■ RAW RECORDS ■
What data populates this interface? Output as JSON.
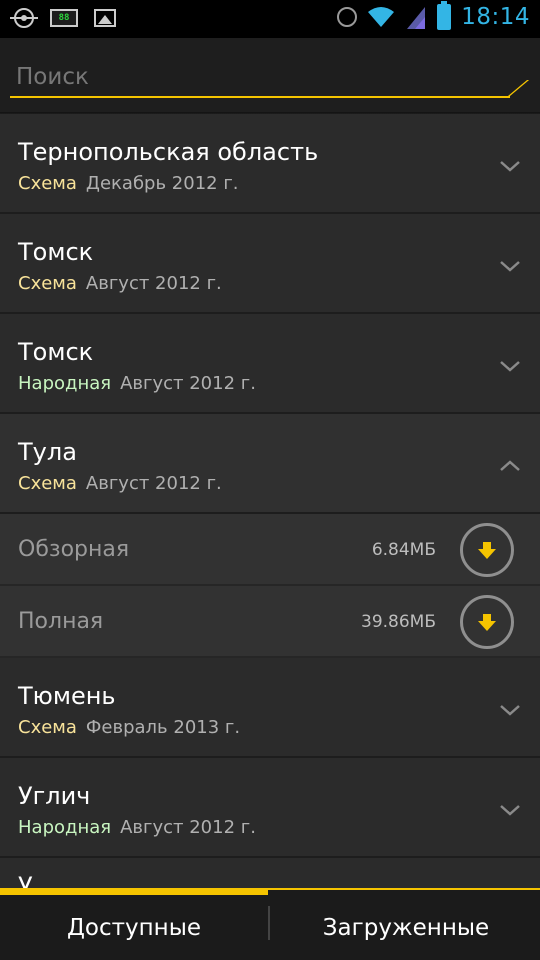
{
  "status_bar": {
    "time": "18:14",
    "left_icons": [
      "gps-icon",
      "battery-indicator-icon",
      "image-icon"
    ],
    "right_icons": [
      "alarm-icon",
      "wifi-icon",
      "signal-icon",
      "battery-icon"
    ],
    "small_badge": "88"
  },
  "search": {
    "placeholder": "Поиск",
    "value": ""
  },
  "colors": {
    "accent": "#f5c400",
    "scheme": "#f8e39a",
    "folk": "#c8f5c0",
    "clock": "#33b5e5"
  },
  "regions": [
    {
      "title": "Тернопольская область",
      "type": "Схема",
      "date": "Декабрь 2012 г.",
      "expanded": false
    },
    {
      "title": "Томск",
      "type": "Схема",
      "date": "Август 2012 г.",
      "expanded": false
    },
    {
      "title": "Томск",
      "type": "Народная",
      "date": "Август 2012 г.",
      "expanded": false
    },
    {
      "title": "Тула",
      "type": "Схема",
      "date": "Август 2012 г.",
      "expanded": true,
      "downloads": [
        {
          "label": "Обзорная",
          "size": "6.84МБ"
        },
        {
          "label": "Полная",
          "size": "39.86МБ"
        }
      ]
    },
    {
      "title": "Тюмень",
      "type": "Схема",
      "date": "Февраль 2013 г.",
      "expanded": false
    },
    {
      "title": "Углич",
      "type": "Народная",
      "date": "Август 2012 г.",
      "expanded": false
    }
  ],
  "peek_row": "У",
  "tabs": [
    {
      "label": "Доступные",
      "active": true
    },
    {
      "label": "Загруженные",
      "active": false
    }
  ]
}
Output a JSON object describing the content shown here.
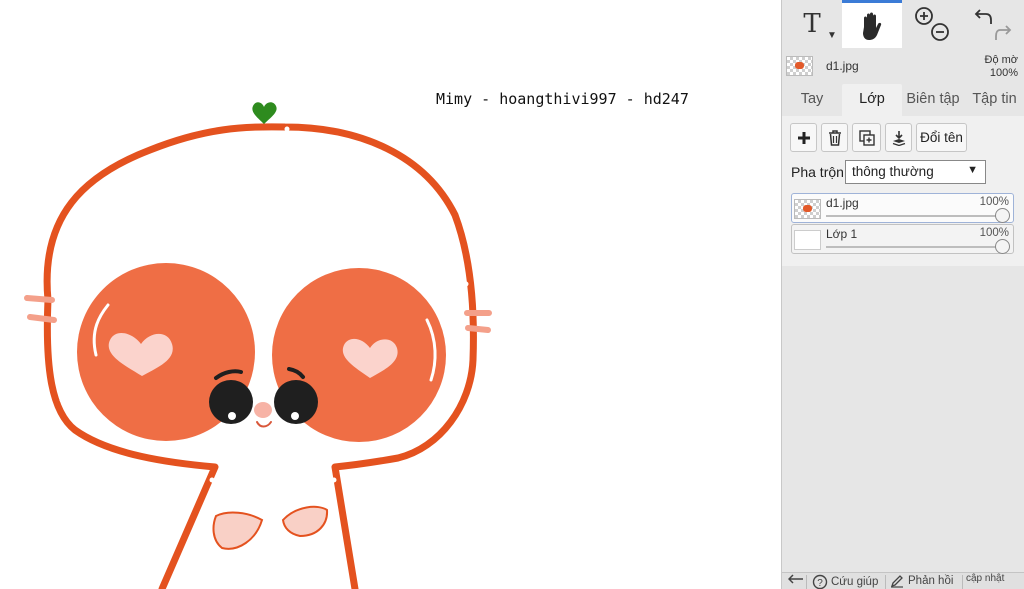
{
  "canvas": {
    "caption": "Mimy - hoangthivi997 - hd247",
    "colors": {
      "outline": "#e4521f",
      "cheek": "#ef6e45",
      "heart_stem": "#2e8b1e",
      "blush": "#f7b3a6"
    }
  },
  "toolbar": {
    "tools": [
      {
        "name": "text-tool",
        "icon": "text-T-icon",
        "label": "T"
      },
      {
        "name": "hand-tool",
        "icon": "hand-icon",
        "active": true
      },
      {
        "name": "zoom-tool",
        "icon": "zoom-in-out-icon"
      },
      {
        "name": "undo-redo",
        "icon": "undo-redo-icon"
      }
    ]
  },
  "file": {
    "name": "d1.jpg",
    "opacity_label": "Độ mờ",
    "opacity_value": "100%"
  },
  "tabs": [
    {
      "label": "Tay",
      "active": false
    },
    {
      "label": "Lớp",
      "active": true
    },
    {
      "label": "Biên tập",
      "active": false
    },
    {
      "label": "Tập tin",
      "active": false
    }
  ],
  "layer_actions": {
    "rename_label": "Đổi tên"
  },
  "blend": {
    "label": "Pha trộn",
    "value": "thông thường"
  },
  "layers": [
    {
      "name": "d1.jpg",
      "opacity": "100%",
      "opacity_level": 1.0,
      "selected": true
    },
    {
      "name": "Lớp 1",
      "opacity": "100%",
      "opacity_level": 1.0,
      "selected": false
    }
  ],
  "footer": {
    "help": "Cứu giúp",
    "feedback": "Phản hồi",
    "update": "cập nhật"
  },
  "accent_color": "#3b7bd6"
}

■ WHAT IS ASKED ■
Set down every record once more, word for word, without pictures.

■ EXERCISE ANSWER ■
What data populates this interface? Output as JSON.
{
  "status_bar": {
    "time": "18:14",
    "left_icons": [
      "gps-icon",
      "battery-indicator-icon",
      "image-icon"
    ],
    "right_icons": [
      "alarm-icon",
      "wifi-icon",
      "signal-icon",
      "battery-icon"
    ],
    "small_badge": "88"
  },
  "search": {
    "placeholder": "Поиск",
    "value": ""
  },
  "colors": {
    "accent": "#f5c400",
    "scheme": "#f8e39a",
    "folk": "#c8f5c0",
    "clock": "#33b5e5"
  },
  "regions": [
    {
      "title": "Тернопольская область",
      "type": "Схема",
      "date": "Декабрь 2012 г.",
      "expanded": false
    },
    {
      "title": "Томск",
      "type": "Схема",
      "date": "Август 2012 г.",
      "expanded": false
    },
    {
      "title": "Томск",
      "type": "Народная",
      "date": "Август 2012 г.",
      "expanded": false
    },
    {
      "title": "Тула",
      "type": "Схема",
      "date": "Август 2012 г.",
      "expanded": true,
      "downloads": [
        {
          "label": "Обзорная",
          "size": "6.84МБ"
        },
        {
          "label": "Полная",
          "size": "39.86МБ"
        }
      ]
    },
    {
      "title": "Тюмень",
      "type": "Схема",
      "date": "Февраль 2013 г.",
      "expanded": false
    },
    {
      "title": "Углич",
      "type": "Народная",
      "date": "Август 2012 г.",
      "expanded": false
    }
  ],
  "peek_row": "У",
  "tabs": [
    {
      "label": "Доступные",
      "active": true
    },
    {
      "label": "Загруженные",
      "active": false
    }
  ]
}
Output a JSON object describing the content shown here.
{
  "canvas": {
    "caption": "Mimy - hoangthivi997 - hd247",
    "colors": {
      "outline": "#e4521f",
      "cheek": "#ef6e45",
      "heart_stem": "#2e8b1e",
      "blush": "#f7b3a6"
    }
  },
  "toolbar": {
    "tools": [
      {
        "name": "text-tool",
        "icon": "text-T-icon",
        "label": "T"
      },
      {
        "name": "hand-tool",
        "icon": "hand-icon",
        "active": true
      },
      {
        "name": "zoom-tool",
        "icon": "zoom-in-out-icon"
      },
      {
        "name": "undo-redo",
        "icon": "undo-redo-icon"
      }
    ]
  },
  "file": {
    "name": "d1.jpg",
    "opacity_label": "Độ mờ",
    "opacity_value": "100%"
  },
  "tabs": [
    {
      "label": "Tay",
      "active": false
    },
    {
      "label": "Lớp",
      "active": true
    },
    {
      "label": "Biên tập",
      "active": false
    },
    {
      "label": "Tập tin",
      "active": false
    }
  ],
  "layer_actions": {
    "rename_label": "Đổi tên"
  },
  "blend": {
    "label": "Pha trộn",
    "value": "thông thường"
  },
  "layers": [
    {
      "name": "d1.jpg",
      "opacity": "100%",
      "opacity_level": 1.0,
      "selected": true
    },
    {
      "name": "Lớp 1",
      "opacity": "100%",
      "opacity_level": 1.0,
      "selected": false
    }
  ],
  "footer": {
    "help": "Cứu giúp",
    "feedback": "Phản hồi",
    "update": "cập nhật"
  },
  "accent_color": "#3b7bd6"
}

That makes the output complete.